• _Written problem_:
Locate all lines with the word "Octubre". Copy them.

(Excerpt from a dataset)
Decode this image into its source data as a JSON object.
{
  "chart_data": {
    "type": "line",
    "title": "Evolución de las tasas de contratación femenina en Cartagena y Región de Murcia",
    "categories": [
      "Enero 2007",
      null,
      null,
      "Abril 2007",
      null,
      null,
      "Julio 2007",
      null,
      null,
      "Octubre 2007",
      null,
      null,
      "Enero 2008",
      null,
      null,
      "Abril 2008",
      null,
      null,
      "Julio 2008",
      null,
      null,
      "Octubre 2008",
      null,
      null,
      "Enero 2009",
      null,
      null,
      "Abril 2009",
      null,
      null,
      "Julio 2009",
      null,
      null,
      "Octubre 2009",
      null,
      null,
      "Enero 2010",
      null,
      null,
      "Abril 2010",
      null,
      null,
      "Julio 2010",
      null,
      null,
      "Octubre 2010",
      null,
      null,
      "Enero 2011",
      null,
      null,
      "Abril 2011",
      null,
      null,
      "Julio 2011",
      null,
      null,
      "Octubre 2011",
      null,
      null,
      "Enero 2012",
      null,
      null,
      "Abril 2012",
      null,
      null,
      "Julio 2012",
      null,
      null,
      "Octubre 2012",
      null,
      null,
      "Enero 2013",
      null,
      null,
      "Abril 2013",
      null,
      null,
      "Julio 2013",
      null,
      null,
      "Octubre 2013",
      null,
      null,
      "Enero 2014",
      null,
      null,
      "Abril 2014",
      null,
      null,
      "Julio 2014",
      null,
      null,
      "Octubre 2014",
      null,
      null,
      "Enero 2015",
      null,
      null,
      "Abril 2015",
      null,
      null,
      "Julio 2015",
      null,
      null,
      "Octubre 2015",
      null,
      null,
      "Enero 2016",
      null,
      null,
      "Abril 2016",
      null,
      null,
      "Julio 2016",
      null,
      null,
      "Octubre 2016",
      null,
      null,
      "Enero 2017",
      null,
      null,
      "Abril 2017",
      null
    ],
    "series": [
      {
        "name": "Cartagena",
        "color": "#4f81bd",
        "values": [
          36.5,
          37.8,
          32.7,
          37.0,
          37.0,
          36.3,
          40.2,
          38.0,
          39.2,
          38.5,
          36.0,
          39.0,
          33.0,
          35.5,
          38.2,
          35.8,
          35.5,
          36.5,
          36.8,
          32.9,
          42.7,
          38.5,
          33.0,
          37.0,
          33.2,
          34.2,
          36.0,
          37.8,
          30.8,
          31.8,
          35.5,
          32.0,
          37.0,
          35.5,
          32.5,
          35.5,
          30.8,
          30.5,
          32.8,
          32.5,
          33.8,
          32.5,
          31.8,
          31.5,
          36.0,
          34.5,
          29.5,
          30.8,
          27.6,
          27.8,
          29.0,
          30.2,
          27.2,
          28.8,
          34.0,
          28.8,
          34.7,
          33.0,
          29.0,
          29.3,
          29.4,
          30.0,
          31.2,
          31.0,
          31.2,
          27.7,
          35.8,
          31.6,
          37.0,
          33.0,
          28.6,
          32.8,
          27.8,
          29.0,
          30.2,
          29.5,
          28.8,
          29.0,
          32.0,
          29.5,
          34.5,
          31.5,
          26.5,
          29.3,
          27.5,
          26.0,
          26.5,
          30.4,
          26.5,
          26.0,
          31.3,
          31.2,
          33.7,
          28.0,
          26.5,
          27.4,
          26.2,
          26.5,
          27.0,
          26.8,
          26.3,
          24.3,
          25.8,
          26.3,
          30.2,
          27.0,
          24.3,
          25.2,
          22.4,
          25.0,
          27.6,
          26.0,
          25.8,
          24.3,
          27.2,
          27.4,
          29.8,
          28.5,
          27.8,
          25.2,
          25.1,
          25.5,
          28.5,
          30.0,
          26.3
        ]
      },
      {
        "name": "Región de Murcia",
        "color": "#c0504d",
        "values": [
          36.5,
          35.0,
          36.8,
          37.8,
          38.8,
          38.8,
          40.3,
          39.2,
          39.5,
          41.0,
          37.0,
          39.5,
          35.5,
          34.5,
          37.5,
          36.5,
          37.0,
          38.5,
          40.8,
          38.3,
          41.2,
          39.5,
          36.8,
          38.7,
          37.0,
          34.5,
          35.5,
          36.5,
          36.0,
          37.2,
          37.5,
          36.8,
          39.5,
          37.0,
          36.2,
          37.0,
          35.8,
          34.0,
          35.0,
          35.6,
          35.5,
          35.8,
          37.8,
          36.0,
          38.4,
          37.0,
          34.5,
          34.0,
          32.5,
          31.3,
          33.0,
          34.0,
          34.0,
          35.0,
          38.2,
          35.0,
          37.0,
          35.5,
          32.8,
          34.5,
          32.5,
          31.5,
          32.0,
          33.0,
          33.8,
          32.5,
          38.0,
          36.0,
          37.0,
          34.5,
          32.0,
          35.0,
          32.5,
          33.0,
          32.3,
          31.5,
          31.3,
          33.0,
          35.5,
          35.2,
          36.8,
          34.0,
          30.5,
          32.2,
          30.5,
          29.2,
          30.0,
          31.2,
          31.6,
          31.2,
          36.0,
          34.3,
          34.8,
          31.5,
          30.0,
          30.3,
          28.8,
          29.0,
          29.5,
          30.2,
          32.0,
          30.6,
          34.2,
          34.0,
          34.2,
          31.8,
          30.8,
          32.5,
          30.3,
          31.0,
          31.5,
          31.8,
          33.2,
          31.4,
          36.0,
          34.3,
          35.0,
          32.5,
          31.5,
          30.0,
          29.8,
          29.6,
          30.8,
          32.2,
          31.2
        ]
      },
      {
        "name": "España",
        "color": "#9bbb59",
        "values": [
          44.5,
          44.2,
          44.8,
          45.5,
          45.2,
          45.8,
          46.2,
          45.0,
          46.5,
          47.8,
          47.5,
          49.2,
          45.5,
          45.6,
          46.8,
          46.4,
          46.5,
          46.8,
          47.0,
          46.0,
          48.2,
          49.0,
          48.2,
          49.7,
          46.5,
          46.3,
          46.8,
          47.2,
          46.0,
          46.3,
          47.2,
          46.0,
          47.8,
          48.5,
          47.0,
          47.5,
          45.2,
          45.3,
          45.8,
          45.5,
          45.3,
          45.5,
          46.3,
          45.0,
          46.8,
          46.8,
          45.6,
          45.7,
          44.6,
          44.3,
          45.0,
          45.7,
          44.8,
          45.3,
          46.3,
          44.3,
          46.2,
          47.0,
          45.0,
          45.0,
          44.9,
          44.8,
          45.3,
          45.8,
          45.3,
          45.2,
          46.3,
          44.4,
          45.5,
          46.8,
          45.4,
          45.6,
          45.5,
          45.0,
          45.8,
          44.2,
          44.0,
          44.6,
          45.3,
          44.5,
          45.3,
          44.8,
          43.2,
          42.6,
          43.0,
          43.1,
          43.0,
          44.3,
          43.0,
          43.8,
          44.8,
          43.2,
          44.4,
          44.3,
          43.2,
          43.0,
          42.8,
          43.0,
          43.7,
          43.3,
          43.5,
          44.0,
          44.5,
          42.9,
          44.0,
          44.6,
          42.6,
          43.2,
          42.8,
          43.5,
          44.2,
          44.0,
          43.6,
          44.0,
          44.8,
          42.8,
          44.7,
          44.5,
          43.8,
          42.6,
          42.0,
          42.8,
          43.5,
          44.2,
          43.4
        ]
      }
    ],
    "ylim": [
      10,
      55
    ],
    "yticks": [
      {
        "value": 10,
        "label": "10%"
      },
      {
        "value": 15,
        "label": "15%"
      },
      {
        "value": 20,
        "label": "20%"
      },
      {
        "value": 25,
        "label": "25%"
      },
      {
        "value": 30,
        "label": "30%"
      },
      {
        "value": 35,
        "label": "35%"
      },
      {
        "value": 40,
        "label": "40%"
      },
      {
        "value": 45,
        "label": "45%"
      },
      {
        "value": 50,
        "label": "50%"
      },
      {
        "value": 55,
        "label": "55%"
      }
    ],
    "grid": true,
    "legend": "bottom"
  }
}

• _Solution for this task_:
      "Octubre 2007",
      "Octubre 2008",
      "Octubre 2009",
      "Octubre 2010",
      "Octubre 2011",
      "Octubre 2012",
      "Octubre 2013",
      "Octubre 2014",
      "Octubre 2015",
      "Octubre 2016",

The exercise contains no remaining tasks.